** start MATERIAL SUPPLIED **

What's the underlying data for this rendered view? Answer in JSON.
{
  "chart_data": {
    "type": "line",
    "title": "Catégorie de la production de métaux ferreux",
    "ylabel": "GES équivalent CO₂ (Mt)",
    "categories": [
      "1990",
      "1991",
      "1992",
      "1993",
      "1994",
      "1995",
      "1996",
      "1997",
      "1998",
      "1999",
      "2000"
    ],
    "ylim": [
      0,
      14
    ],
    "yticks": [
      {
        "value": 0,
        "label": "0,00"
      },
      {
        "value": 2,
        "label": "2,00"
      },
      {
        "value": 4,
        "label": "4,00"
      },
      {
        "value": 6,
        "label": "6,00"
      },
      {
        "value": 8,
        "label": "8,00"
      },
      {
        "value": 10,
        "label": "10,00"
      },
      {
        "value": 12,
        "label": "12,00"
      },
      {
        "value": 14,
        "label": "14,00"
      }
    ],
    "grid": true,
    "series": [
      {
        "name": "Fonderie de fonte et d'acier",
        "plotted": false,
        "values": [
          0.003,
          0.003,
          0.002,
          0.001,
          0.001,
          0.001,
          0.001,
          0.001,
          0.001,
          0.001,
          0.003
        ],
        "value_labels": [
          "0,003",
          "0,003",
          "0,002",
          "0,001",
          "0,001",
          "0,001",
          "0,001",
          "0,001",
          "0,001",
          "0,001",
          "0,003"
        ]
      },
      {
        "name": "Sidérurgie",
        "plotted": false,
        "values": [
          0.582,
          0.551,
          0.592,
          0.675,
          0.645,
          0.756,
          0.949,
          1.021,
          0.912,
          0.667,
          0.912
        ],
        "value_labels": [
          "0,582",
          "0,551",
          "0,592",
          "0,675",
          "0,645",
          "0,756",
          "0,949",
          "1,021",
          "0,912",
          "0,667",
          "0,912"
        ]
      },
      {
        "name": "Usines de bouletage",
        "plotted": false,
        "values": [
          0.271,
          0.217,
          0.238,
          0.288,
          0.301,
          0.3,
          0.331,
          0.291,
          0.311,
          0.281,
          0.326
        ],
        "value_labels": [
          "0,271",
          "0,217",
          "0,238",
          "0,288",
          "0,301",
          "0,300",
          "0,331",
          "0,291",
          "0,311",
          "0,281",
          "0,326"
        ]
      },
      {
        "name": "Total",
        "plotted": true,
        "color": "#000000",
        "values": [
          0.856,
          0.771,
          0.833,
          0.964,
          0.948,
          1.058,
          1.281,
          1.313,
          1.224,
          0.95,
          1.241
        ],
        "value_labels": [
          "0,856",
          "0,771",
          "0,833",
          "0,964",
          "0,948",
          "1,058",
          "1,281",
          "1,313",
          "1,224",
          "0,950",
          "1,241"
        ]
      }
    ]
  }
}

** end MATERIAL SUPPLIED **

▶ _EXERCISE BRIEF_:
Take the data above and return it exactly.

▶ _ANSWER IN FULL_:
What's the underlying data for this rendered view? Answer in JSON.
{
  "chart_data": {
    "type": "line",
    "title": "Catégorie de la production de métaux ferreux",
    "ylabel": "GES équivalent CO₂ (Mt)",
    "categories": [
      "1990",
      "1991",
      "1992",
      "1993",
      "1994",
      "1995",
      "1996",
      "1997",
      "1998",
      "1999",
      "2000"
    ],
    "ylim": [
      0,
      14
    ],
    "yticks": [
      {
        "value": 0,
        "label": "0,00"
      },
      {
        "value": 2,
        "label": "2,00"
      },
      {
        "value": 4,
        "label": "4,00"
      },
      {
        "value": 6,
        "label": "6,00"
      },
      {
        "value": 8,
        "label": "8,00"
      },
      {
        "value": 10,
        "label": "10,00"
      },
      {
        "value": 12,
        "label": "12,00"
      },
      {
        "value": 14,
        "label": "14,00"
      }
    ],
    "grid": true,
    "series": [
      {
        "name": "Fonderie de fonte et d'acier",
        "plotted": false,
        "values": [
          0.003,
          0.003,
          0.002,
          0.001,
          0.001,
          0.001,
          0.001,
          0.001,
          0.001,
          0.001,
          0.003
        ],
        "value_labels": [
          "0,003",
          "0,003",
          "0,002",
          "0,001",
          "0,001",
          "0,001",
          "0,001",
          "0,001",
          "0,001",
          "0,001",
          "0,003"
        ]
      },
      {
        "name": "Sidérurgie",
        "plotted": false,
        "values": [
          0.582,
          0.551,
          0.592,
          0.675,
          0.645,
          0.756,
          0.949,
          1.021,
          0.912,
          0.667,
          0.912
        ],
        "value_labels": [
          "0,582",
          "0,551",
          "0,592",
          "0,675",
          "0,645",
          "0,756",
          "0,949",
          "1,021",
          "0,912",
          "0,667",
          "0,912"
        ]
      },
      {
        "name": "Usines de bouletage",
        "plotted": false,
        "values": [
          0.271,
          0.217,
          0.238,
          0.288,
          0.301,
          0.3,
          0.331,
          0.291,
          0.311,
          0.281,
          0.326
        ],
        "value_labels": [
          "0,271",
          "0,217",
          "0,238",
          "0,288",
          "0,301",
          "0,300",
          "0,331",
          "0,291",
          "0,311",
          "0,281",
          "0,326"
        ]
      },
      {
        "name": "Total",
        "plotted": true,
        "color": "#000000",
        "values": [
          0.856,
          0.771,
          0.833,
          0.964,
          0.948,
          1.058,
          1.281,
          1.313,
          1.224,
          0.95,
          1.241
        ],
        "value_labels": [
          "0,856",
          "0,771",
          "0,833",
          "0,964",
          "0,948",
          "1,058",
          "1,281",
          "1,313",
          "1,224",
          "0,950",
          "1,241"
        ]
      }
    ]
  }
}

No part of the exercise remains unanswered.